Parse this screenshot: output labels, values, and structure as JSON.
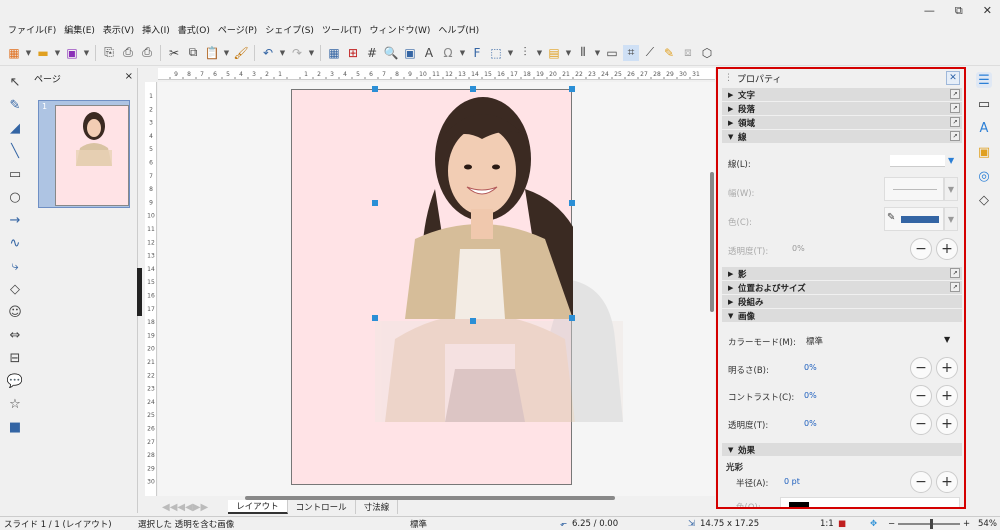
{
  "menubar": [
    "ファイル(F)",
    "編集(E)",
    "表示(V)",
    "挿入(I)",
    "書式(O)",
    "ページ(P)",
    "シェイプ(S)",
    "ツール(T)",
    "ウィンドウ(W)",
    "ヘルプ(H)"
  ],
  "window_controls": {
    "minimize": "—",
    "restore": "⧉",
    "close": "✕"
  },
  "pages_panel": {
    "title": "ページ",
    "close": "×",
    "thumb_number": "1"
  },
  "ruler": {
    "h_ticks": [
      "9",
      "8",
      "7",
      "6",
      "5",
      "4",
      "3",
      "2",
      "1",
      "",
      "1",
      "2",
      "3",
      "4",
      "5",
      "6",
      "7",
      "8",
      "9",
      "10",
      "11",
      "12",
      "13",
      "14",
      "15",
      "16",
      "17",
      "18",
      "19",
      "20",
      "21",
      "22",
      "23",
      "24",
      "25",
      "26",
      "27",
      "28",
      "29",
      "30",
      "31"
    ],
    "v_ticks": [
      "1",
      "2",
      "3",
      "4",
      "5",
      "6",
      "7",
      "8",
      "9",
      "10",
      "11",
      "12",
      "13",
      "14",
      "15",
      "16",
      "17",
      "18",
      "19",
      "20",
      "21",
      "22",
      "23",
      "24",
      "25",
      "26",
      "27",
      "28",
      "29",
      "30"
    ]
  },
  "tabs": {
    "nav": "◀◀◀◀▶▶",
    "items": [
      "レイアウト",
      "コントロール",
      "寸法線"
    ]
  },
  "status": {
    "slide": "スライド 1 / 1 (レイアウト)",
    "selection": "選択した 透明を含む画像",
    "layout": "標準",
    "position": "6.25 / 0.00",
    "size": "14.75 x 17.25",
    "ratio": "1:1",
    "zoom_minus": "−",
    "zoom_plus": "+",
    "zoom": "54%",
    "zoom_level": 0.54
  },
  "sidebar": {
    "title": "プロパティ",
    "close": "✕",
    "sections_top": [
      "文字",
      "段落",
      "領域"
    ],
    "line_section": "線",
    "line_label": "線(L):",
    "width_label": "幅(W):",
    "color_label": "色(C):",
    "transparency_label": "透明度(T):",
    "transparency_value": "0%",
    "sections_mid": [
      "影",
      "位置およびサイズ",
      "段組み"
    ],
    "image_section": "画像",
    "color_mode_label": "カラーモード(M):",
    "color_mode_value": "標準",
    "brightness_label": "明るさ(B):",
    "brightness_value": "0%",
    "contrast_label": "コントラスト(C):",
    "contrast_value": "0%",
    "img_transparency_label": "透明度(T):",
    "img_transparency_value": "0%",
    "effects_section": "効果",
    "glow_label": "光彩",
    "radius_label": "半径(A):",
    "radius_value": "0 pt",
    "glow_color_label": "色(O):"
  },
  "colors": {
    "accent": "#2b8fd6",
    "highlight_border": "#d40000",
    "page_fill": "#ffe3e6",
    "line_color": "#3465a4"
  }
}
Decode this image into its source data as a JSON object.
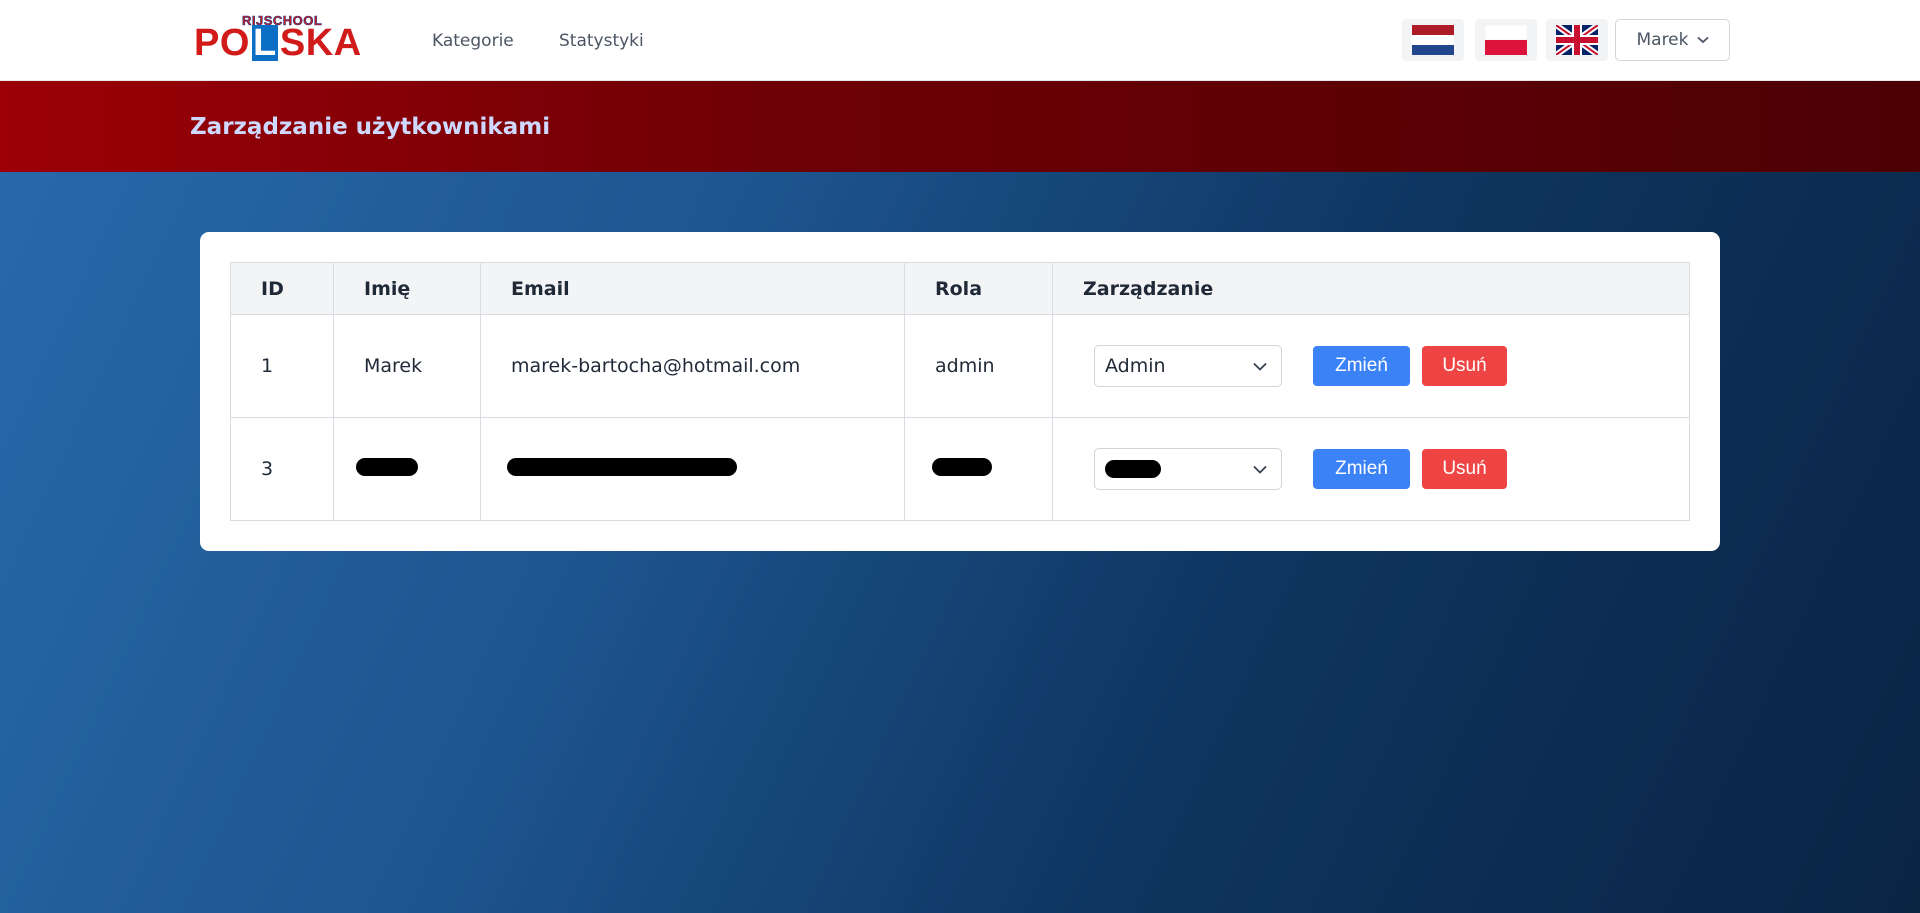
{
  "nav": {
    "logo_small": "RIJSCHOOL",
    "logo_p1": "PO",
    "logo_l": "L",
    "logo_p2": "SKA",
    "links": [
      "Kategorie",
      "Statystyki"
    ],
    "flags": [
      "netherlands-flag-icon",
      "poland-flag-icon",
      "uk-flag-icon"
    ],
    "user_label": "Marek"
  },
  "header": {
    "title": "Zarządzanie użytkownikami"
  },
  "table": {
    "columns": [
      "ID",
      "Imię",
      "Email",
      "Rola",
      "Zarządzanie"
    ],
    "rows": [
      {
        "id": "1",
        "name": "Marek",
        "email": "marek-bartocha@hotmail.com",
        "role": "admin",
        "select_value": "Admin",
        "change_label": "Zmień",
        "delete_label": "Usuń",
        "redacted": false
      },
      {
        "id": "3",
        "name": "",
        "email": "",
        "role": "",
        "select_value": "",
        "change_label": "Zmień",
        "delete_label": "Usuń",
        "redacted": true
      }
    ]
  },
  "colors": {
    "header_red": "#9c0006",
    "button_blue": "#3b82f6",
    "button_red": "#ef4444",
    "background_blue": "#1d5690"
  }
}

· · · ·

**Your task**
Repeat every record above exactly, but leave out any pictures.

**Task result**
Parse this screenshot: output labels, values, and structure as JSON.
{
  "menubar": [
    "ファイル(F)",
    "編集(E)",
    "表示(V)",
    "挿入(I)",
    "書式(O)",
    "ページ(P)",
    "シェイプ(S)",
    "ツール(T)",
    "ウィンドウ(W)",
    "ヘルプ(H)"
  ],
  "window_controls": {
    "minimize": "—",
    "restore": "⧉",
    "close": "✕"
  },
  "pages_panel": {
    "title": "ページ",
    "close": "×",
    "thumb_number": "1"
  },
  "ruler": {
    "h_ticks": [
      "9",
      "8",
      "7",
      "6",
      "5",
      "4",
      "3",
      "2",
      "1",
      "",
      "1",
      "2",
      "3",
      "4",
      "5",
      "6",
      "7",
      "8",
      "9",
      "10",
      "11",
      "12",
      "13",
      "14",
      "15",
      "16",
      "17",
      "18",
      "19",
      "20",
      "21",
      "22",
      "23",
      "24",
      "25",
      "26",
      "27",
      "28",
      "29",
      "30",
      "31"
    ],
    "v_ticks": [
      "1",
      "2",
      "3",
      "4",
      "5",
      "6",
      "7",
      "8",
      "9",
      "10",
      "11",
      "12",
      "13",
      "14",
      "15",
      "16",
      "17",
      "18",
      "19",
      "20",
      "21",
      "22",
      "23",
      "24",
      "25",
      "26",
      "27",
      "28",
      "29",
      "30"
    ]
  },
  "tabs": {
    "nav": "◀◀◀◀▶▶",
    "items": [
      "レイアウト",
      "コントロール",
      "寸法線"
    ]
  },
  "status": {
    "slide": "スライド 1 / 1 (レイアウト)",
    "selection": "選択した 透明を含む画像",
    "layout": "標準",
    "position": "6.25 / 0.00",
    "size": "14.75 x 17.25",
    "ratio": "1:1",
    "zoom_minus": "−",
    "zoom_plus": "+",
    "zoom": "54%",
    "zoom_level": 0.54
  },
  "sidebar": {
    "title": "プロパティ",
    "close": "✕",
    "sections_top": [
      "文字",
      "段落",
      "領域"
    ],
    "line_section": "線",
    "line_label": "線(L):",
    "width_label": "幅(W):",
    "color_label": "色(C):",
    "transparency_label": "透明度(T):",
    "transparency_value": "0%",
    "sections_mid": [
      "影",
      "位置およびサイズ",
      "段組み"
    ],
    "image_section": "画像",
    "color_mode_label": "カラーモード(M):",
    "color_mode_value": "標準",
    "brightness_label": "明るさ(B):",
    "brightness_value": "0%",
    "contrast_label": "コントラスト(C):",
    "contrast_value": "0%",
    "img_transparency_label": "透明度(T):",
    "img_transparency_value": "0%",
    "effects_section": "効果",
    "glow_label": "光彩",
    "radius_label": "半径(A):",
    "radius_value": "0 pt",
    "glow_color_label": "色(O):"
  },
  "colors": {
    "accent": "#2b8fd6",
    "highlight_border": "#d40000",
    "page_fill": "#ffe3e6",
    "line_color": "#3465a4"
  }
}
Decode this image into its source data as a JSON object.
{
  "nav": {
    "logo_small": "RIJSCHOOL",
    "logo_p1": "PO",
    "logo_l": "L",
    "logo_p2": "SKA",
    "links": [
      "Kategorie",
      "Statystyki"
    ],
    "flags": [
      "netherlands-flag-icon",
      "poland-flag-icon",
      "uk-flag-icon"
    ],
    "user_label": "Marek"
  },
  "header": {
    "title": "Zarządzanie użytkownikami"
  },
  "table": {
    "columns": [
      "ID",
      "Imię",
      "Email",
      "Rola",
      "Zarządzanie"
    ],
    "rows": [
      {
        "id": "1",
        "name": "Marek",
        "email": "marek-bartocha@hotmail.com",
        "role": "admin",
        "select_value": "Admin",
        "change_label": "Zmień",
        "delete_label": "Usuń",
        "redacted": false
      },
      {
        "id": "3",
        "name": "",
        "email": "",
        "role": "",
        "select_value": "",
        "change_label": "Zmień",
        "delete_label": "Usuń",
        "redacted": true
      }
    ]
  },
  "colors": {
    "header_red": "#9c0006",
    "button_blue": "#3b82f6",
    "button_red": "#ef4444",
    "background_blue": "#1d5690"
  }
}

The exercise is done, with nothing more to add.